[GIVEN EXERCISE] Output every entry exactly as written, but omit the pictures.

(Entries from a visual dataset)
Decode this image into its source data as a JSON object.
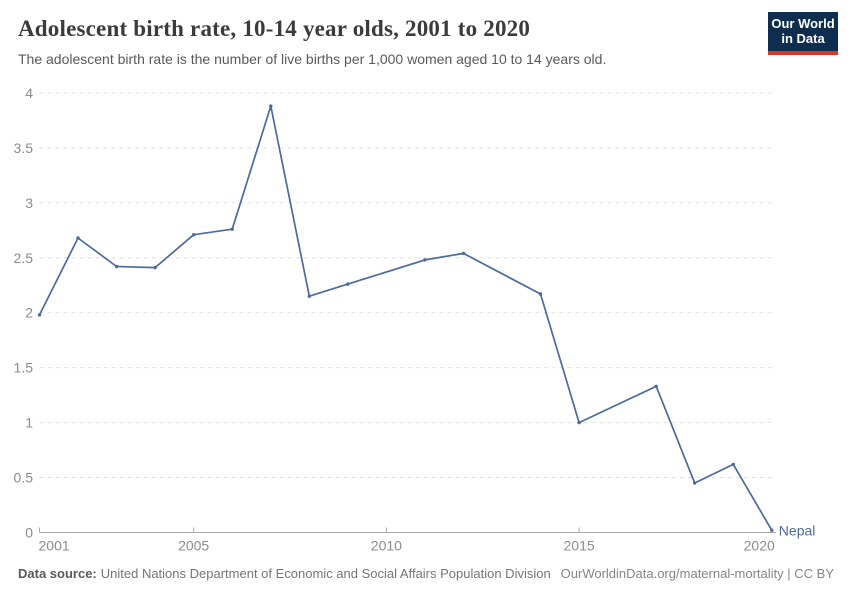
{
  "header": {
    "title": "Adolescent birth rate, 10-14 year olds, 2001 to 2020",
    "subtitle": "The adolescent birth rate is the number of live births per 1,000 women aged 10 to 14 years old.",
    "logo": {
      "line1": "Our World",
      "line2": "in Data"
    }
  },
  "chart_data": {
    "type": "line",
    "title": "Adolescent birth rate, 10-14 year olds, 2001 to 2020",
    "xlabel": "",
    "ylabel": "",
    "xlim": [
      2001,
      2020
    ],
    "ylim": [
      0,
      4
    ],
    "xticks": [
      2001,
      2005,
      2010,
      2015,
      2020
    ],
    "yticks": [
      0,
      0.5,
      1,
      1.5,
      2,
      2.5,
      3,
      3.5,
      4
    ],
    "grid": "horizontal-dashed",
    "legend": "end-of-line-label",
    "series": [
      {
        "name": "Nepal",
        "color": "#4c6a9c",
        "points": [
          [
            2001,
            1.98
          ],
          [
            2002,
            2.68
          ],
          [
            2003,
            2.42
          ],
          [
            2004,
            2.41
          ],
          [
            2005,
            2.71
          ],
          [
            2006,
            2.76
          ],
          [
            2007,
            3.88
          ],
          [
            2008,
            2.15
          ],
          [
            2009,
            2.26
          ],
          [
            2011,
            2.48
          ],
          [
            2012,
            2.54
          ],
          [
            2014,
            2.17
          ],
          [
            2015,
            1.0
          ],
          [
            2017,
            1.33
          ],
          [
            2018,
            0.45
          ],
          [
            2019,
            0.62
          ],
          [
            2020,
            0.02
          ]
        ]
      }
    ]
  },
  "footer": {
    "source_label": "Data source:",
    "source_text": "United Nations Department of Economic and Social Affairs Population Division",
    "credit": "OurWorldinData.org/maternal-mortality | CC BY"
  },
  "palette": {
    "line": "#4c6a9c",
    "entity_label": "#4c6a9c",
    "logo_bg": "#0f2e4f",
    "logo_bar": "#dc352c",
    "grid": "#e0e0e0",
    "axis": "#a8a8a8",
    "tick_label": "#8c8c8c"
  }
}
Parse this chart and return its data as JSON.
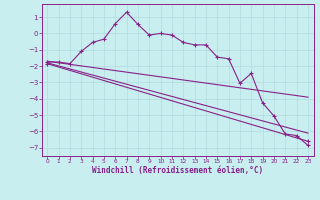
{
  "xlabel": "Windchill (Refroidissement éolien,°C)",
  "background_color": "#c8eef0",
  "grid_color": "#b0dce0",
  "line_color": "#882288",
  "ylim": [
    -7.5,
    1.8
  ],
  "xlim": [
    -0.5,
    23.5
  ],
  "yticks": [
    1,
    0,
    -1,
    -2,
    -3,
    -4,
    -5,
    -6,
    -7
  ],
  "xticks": [
    0,
    1,
    2,
    3,
    4,
    5,
    6,
    7,
    8,
    9,
    10,
    11,
    12,
    13,
    14,
    15,
    16,
    17,
    18,
    19,
    20,
    21,
    22,
    23
  ],
  "series1_x": [
    0,
    1,
    2,
    3,
    4,
    5,
    6,
    7,
    8,
    9,
    10,
    11,
    12,
    13,
    14,
    15,
    16,
    17,
    18,
    19,
    20,
    21,
    22,
    23
  ],
  "series1_y": [
    -1.75,
    -1.75,
    -1.85,
    -1.1,
    -0.55,
    -0.35,
    0.6,
    1.3,
    0.55,
    -0.1,
    0.0,
    -0.1,
    -0.55,
    -0.7,
    -0.7,
    -1.45,
    -1.55,
    -3.05,
    -2.45,
    -4.25,
    -5.05,
    -6.15,
    -6.25,
    -6.85
  ],
  "series2_x": [
    0,
    23
  ],
  "series2_y": [
    -1.7,
    -3.9
  ],
  "series3_x": [
    0,
    23
  ],
  "series3_y": [
    -1.8,
    -6.1
  ],
  "series4_x": [
    0,
    23
  ],
  "series4_y": [
    -1.85,
    -6.6
  ]
}
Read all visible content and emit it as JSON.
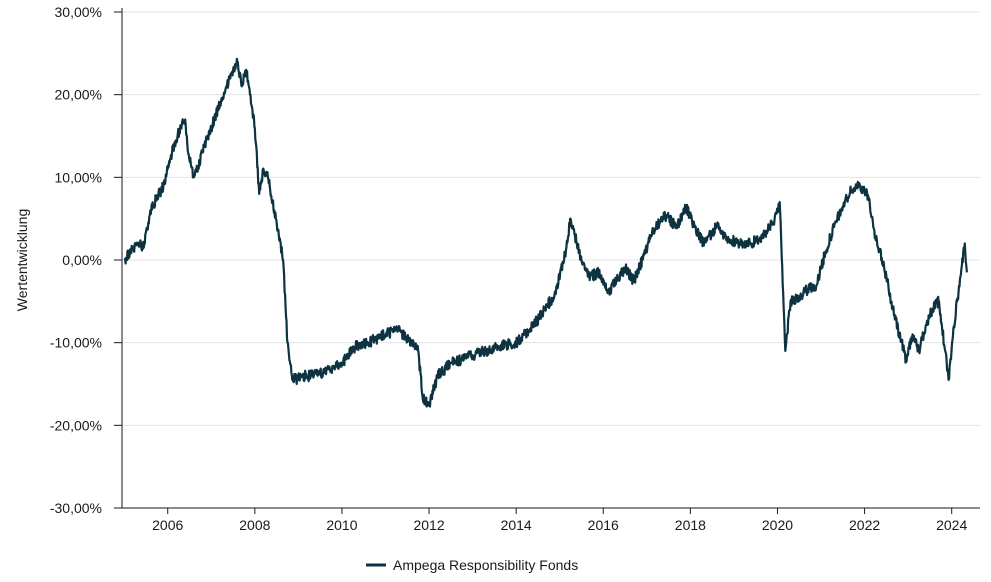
{
  "chart_data": {
    "type": "line",
    "title": "",
    "xlabel": "",
    "ylabel": "Wertentwicklung",
    "y_axis": {
      "ticks": [
        -30,
        -20,
        -10,
        0,
        10,
        20,
        30
      ],
      "tick_labels": [
        "-30,00%",
        "-20,00%",
        "-10,00%",
        "0,00%",
        "10,00%",
        "20,00%",
        "30,00%"
      ],
      "ylim": [
        -30,
        30
      ]
    },
    "x_axis": {
      "ticks": [
        2006,
        2008,
        2010,
        2012,
        2014,
        2016,
        2018,
        2020,
        2022,
        2024
      ],
      "tick_labels": [
        "2006",
        "2008",
        "2010",
        "2012",
        "2014",
        "2016",
        "2018",
        "2020",
        "2022",
        "2024"
      ],
      "xlim": [
        2004.95,
        2024.65
      ]
    },
    "grid": "horizontal",
    "legend_position": "bottom-center",
    "colors": {
      "line": "#0d3340",
      "grid": "#e3e3e3",
      "axis": "#1a1a1a"
    },
    "series": [
      {
        "name": "Ampega Responsibility Fonds",
        "x": [
          2005.0,
          2005.15,
          2005.3,
          2005.45,
          2005.6,
          2005.75,
          2005.9,
          2006.0,
          2006.15,
          2006.3,
          2006.4,
          2006.45,
          2006.6,
          2006.8,
          2007.0,
          2007.2,
          2007.35,
          2007.5,
          2007.6,
          2007.7,
          2007.8,
          2007.9,
          2008.0,
          2008.1,
          2008.2,
          2008.3,
          2008.45,
          2008.55,
          2008.65,
          2008.75,
          2008.85,
          2008.95,
          2009.1,
          2009.3,
          2009.6,
          2010.0,
          2010.3,
          2010.6,
          2011.0,
          2011.3,
          2011.5,
          2011.6,
          2011.75,
          2011.85,
          2012.0,
          2012.2,
          2012.5,
          2012.8,
          2013.0,
          2013.3,
          2013.6,
          2014.0,
          2014.3,
          2014.6,
          2014.9,
          2015.1,
          2015.25,
          2015.35,
          2015.5,
          2015.7,
          2015.9,
          2016.1,
          2016.3,
          2016.5,
          2016.7,
          2016.9,
          2017.1,
          2017.4,
          2017.7,
          2017.9,
          2018.1,
          2018.3,
          2018.6,
          2018.9,
          2019.1,
          2019.4,
          2019.7,
          2019.9,
          2020.05,
          2020.12,
          2020.18,
          2020.3,
          2020.5,
          2020.7,
          2020.9,
          2021.1,
          2021.3,
          2021.5,
          2021.7,
          2021.9,
          2022.1,
          2022.2,
          2022.35,
          2022.5,
          2022.65,
          2022.8,
          2022.95,
          2023.1,
          2023.25,
          2023.4,
          2023.55,
          2023.7,
          2023.85,
          2023.93,
          2024.05,
          2024.2,
          2024.3,
          2024.35
        ],
        "values": [
          0,
          1,
          2,
          1.5,
          6,
          7.5,
          9,
          11,
          14,
          16,
          17,
          14,
          10,
          13,
          16,
          19,
          21,
          23,
          24,
          21,
          23,
          20,
          16,
          8,
          11,
          10,
          6,
          3,
          0,
          -10,
          -14,
          -14.5,
          -14,
          -14,
          -13.5,
          -12.5,
          -10.5,
          -10,
          -9,
          -8.5,
          -9.5,
          -10,
          -11,
          -16.5,
          -17.5,
          -14,
          -12.5,
          -12,
          -11.5,
          -11,
          -10.5,
          -10,
          -8.5,
          -6.5,
          -4,
          0,
          5,
          3,
          0,
          -2,
          -1.5,
          -4,
          -2.5,
          -1,
          -2.5,
          0,
          3,
          5.5,
          4,
          6.5,
          4,
          2,
          4,
          2.5,
          2,
          2,
          3,
          4.5,
          7,
          -3,
          -11,
          -5,
          -4.5,
          -3.5,
          -3,
          1,
          4,
          6.5,
          8.5,
          9,
          7.5,
          4,
          1,
          -2,
          -6,
          -9,
          -12,
          -9,
          -11,
          -8,
          -6,
          -5,
          -11,
          -14.5,
          -8,
          -2,
          2,
          -1.5
        ]
      }
    ]
  }
}
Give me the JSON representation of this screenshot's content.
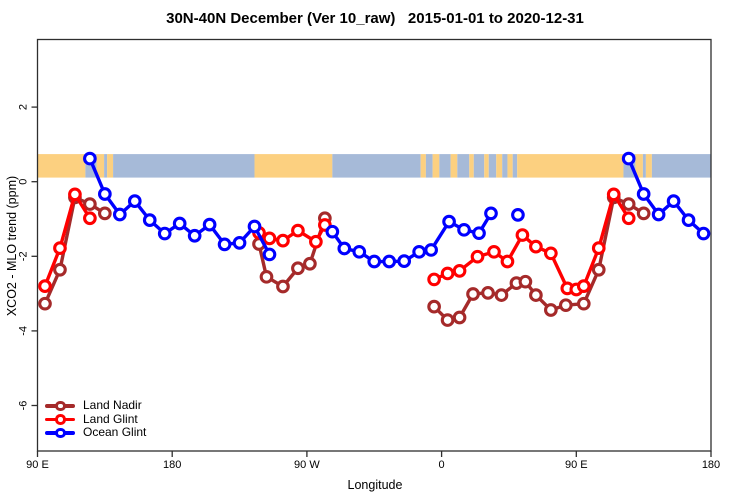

[ANSWER FOR THIS EXERCISE]
Decode this image into its source data as a JSON object.
{
  "header": {
    "title": "Adolescent birth rate, 10-14 year olds, 2001 to 2020",
    "subtitle": "The adolescent birth rate is the number of live births per 1,000 women aged 10 to 14 years old.",
    "logo": {
      "line1": "Our World",
      "line2": "in Data"
    }
  },
  "chart_data": {
    "type": "line",
    "title": "Adolescent birth rate, 10-14 year olds, 2001 to 2020",
    "xlabel": "",
    "ylabel": "",
    "xlim": [
      2001,
      2020
    ],
    "ylim": [
      0,
      4
    ],
    "xticks": [
      2001,
      2005,
      2010,
      2015,
      2020
    ],
    "yticks": [
      0,
      0.5,
      1,
      1.5,
      2,
      2.5,
      3,
      3.5,
      4
    ],
    "grid": "horizontal-dashed",
    "legend": "end-of-line-label",
    "series": [
      {
        "name": "Nepal",
        "color": "#4c6a9c",
        "points": [
          [
            2001,
            1.98
          ],
          [
            2002,
            2.68
          ],
          [
            2003,
            2.42
          ],
          [
            2004,
            2.41
          ],
          [
            2005,
            2.71
          ],
          [
            2006,
            2.76
          ],
          [
            2007,
            3.88
          ],
          [
            2008,
            2.15
          ],
          [
            2009,
            2.26
          ],
          [
            2011,
            2.48
          ],
          [
            2012,
            2.54
          ],
          [
            2014,
            2.17
          ],
          [
            2015,
            1.0
          ],
          [
            2017,
            1.33
          ],
          [
            2018,
            0.45
          ],
          [
            2019,
            0.62
          ],
          [
            2020,
            0.02
          ]
        ]
      }
    ]
  },
  "footer": {
    "source_label": "Data source:",
    "source_text": "United Nations Department of Economic and Social Affairs Population Division",
    "credit": "OurWorldinData.org/maternal-mortality | CC BY"
  },
  "palette": {
    "line": "#4c6a9c",
    "entity_label": "#4c6a9c",
    "logo_bg": "#0f2e4f",
    "logo_bar": "#dc352c",
    "grid": "#e0e0e0",
    "axis": "#a8a8a8",
    "tick_label": "#8c8c8c"
  }
}
Parse this chart and return its data as JSON.
{
  "xlabel": "Windchill (Refroidissement éolien,°C)",
  "background_color": "#c8eef0",
  "grid_color": "#b0dce0",
  "line_color": "#882288",
  "ylim": [
    -7.5,
    1.8
  ],
  "xlim": [
    -0.5,
    23.5
  ],
  "yticks": [
    1,
    0,
    -1,
    -2,
    -3,
    -4,
    -5,
    -6,
    -7
  ],
  "xticks": [
    0,
    1,
    2,
    3,
    4,
    5,
    6,
    7,
    8,
    9,
    10,
    11,
    12,
    13,
    14,
    15,
    16,
    17,
    18,
    19,
    20,
    21,
    22,
    23
  ],
  "series1_x": [
    0,
    1,
    2,
    3,
    4,
    5,
    6,
    7,
    8,
    9,
    10,
    11,
    12,
    13,
    14,
    15,
    16,
    17,
    18,
    19,
    20,
    21,
    22,
    23
  ],
  "series1_y": [
    -1.75,
    -1.75,
    -1.85,
    -1.1,
    -0.55,
    -0.35,
    0.6,
    1.3,
    0.55,
    -0.1,
    0.0,
    -0.1,
    -0.55,
    -0.7,
    -0.7,
    -1.45,
    -1.55,
    -3.05,
    -2.45,
    -4.25,
    -5.05,
    -6.15,
    -6.25,
    -6.85
  ],
  "series2_x": [
    0,
    23
  ],
  "series2_y": [
    -1.7,
    -3.9
  ],
  "series3_x": [
    0,
    23
  ],
  "series3_y": [
    -1.8,
    -6.1
  ],
  "series4_x": [
    0,
    23
  ],
  "series4_y": [
    -1.85,
    -6.6
  ]
}
Read all visible content and emit it as JSON.
{
  "chart_data": {
    "type": "line",
    "title": "",
    "xlabel": "",
    "ylabel": "Wertentwicklung",
    "y_axis": {
      "ticks": [
        -30,
        -20,
        -10,
        0,
        10,
        20,
        30
      ],
      "tick_labels": [
        "-30,00%",
        "-20,00%",
        "-10,00%",
        "0,00%",
        "10,00%",
        "20,00%",
        "30,00%"
      ],
      "ylim": [
        -30,
        30
      ]
    },
    "x_axis": {
      "ticks": [
        2006,
        2008,
        2010,
        2012,
        2014,
        2016,
        2018,
        2020,
        2022,
        2024
      ],
      "tick_labels": [
        "2006",
        "2008",
        "2010",
        "2012",
        "2014",
        "2016",
        "2018",
        "2020",
        "2022",
        "2024"
      ],
      "xlim": [
        2004.95,
        2024.65
      ]
    },
    "grid": "horizontal",
    "legend_position": "bottom-center",
    "colors": {
      "line": "#0d3340",
      "grid": "#e3e3e3",
      "axis": "#1a1a1a"
    },
    "series": [
      {
        "name": "Ampega Responsibility Fonds",
        "x": [
          2005.0,
          2005.15,
          2005.3,
          2005.45,
          2005.6,
          2005.75,
          2005.9,
          2006.0,
          2006.15,
          2006.3,
          2006.4,
          2006.45,
          2006.6,
          2006.8,
          2007.0,
          2007.2,
          2007.35,
          2007.5,
          2007.6,
          2007.7,
          2007.8,
          2007.9,
          2008.0,
          2008.1,
          2008.2,
          2008.3,
          2008.45,
          2008.55,
          2008.65,
          2008.75,
          2008.85,
          2008.95,
          2009.1,
          2009.3,
          2009.6,
          2010.0,
          2010.3,
          2010.6,
          2011.0,
          2011.3,
          2011.5,
          2011.6,
          2011.75,
          2011.85,
          2012.0,
          2012.2,
          2012.5,
          2012.8,
          2013.0,
          2013.3,
          2013.6,
          2014.0,
          2014.3,
          2014.6,
          2014.9,
          2015.1,
          2015.25,
          2015.35,
          2015.5,
          2015.7,
          2015.9,
          2016.1,
          2016.3,
          2016.5,
          2016.7,
          2016.9,
          2017.1,
          2017.4,
          2017.7,
          2017.9,
          2018.1,
          2018.3,
          2018.6,
          2018.9,
          2019.1,
          2019.4,
          2019.7,
          2019.9,
          2020.05,
          2020.12,
          2020.18,
          2020.3,
          2020.5,
          2020.7,
          2020.9,
          2021.1,
          2021.3,
          2021.5,
          2021.7,
          2021.9,
          2022.1,
          2022.2,
          2022.35,
          2022.5,
          2022.65,
          2022.8,
          2022.95,
          2023.1,
          2023.25,
          2023.4,
          2023.55,
          2023.7,
          2023.85,
          2023.93,
          2024.05,
          2024.2,
          2024.3,
          2024.35
        ],
        "values": [
          0,
          1,
          2,
          1.5,
          6,
          7.5,
          9,
          11,
          14,
          16,
          17,
          14,
          10,
          13,
          16,
          19,
          21,
          23,
          24,
          21,
          23,
          20,
          16,
          8,
          11,
          10,
          6,
          3,
          0,
          -10,
          -14,
          -14.5,
          -14,
          -14,
          -13.5,
          -12.5,
          -10.5,
          -10,
          -9,
          -8.5,
          -9.5,
          -10,
          -11,
          -16.5,
          -17.5,
          -14,
          -12.5,
          -12,
          -11.5,
          -11,
          -10.5,
          -10,
          -8.5,
          -6.5,
          -4,
          0,
          5,
          3,
          0,
          -2,
          -1.5,
          -4,
          -2.5,
          -1,
          -2.5,
          0,
          3,
          5.5,
          4,
          6.5,
          4,
          2,
          4,
          2.5,
          2,
          2,
          3,
          4.5,
          7,
          -3,
          -11,
          -5,
          -4.5,
          -3.5,
          -3,
          1,
          4,
          6.5,
          8.5,
          9,
          7.5,
          4,
          1,
          -2,
          -6,
          -9,
          -12,
          -9,
          -11,
          -8,
          -6,
          -5,
          -11,
          -14.5,
          -8,
          -2,
          2,
          -1.5
        ]
      }
    ]
  }
}
Give me the JSON representation of this screenshot's content.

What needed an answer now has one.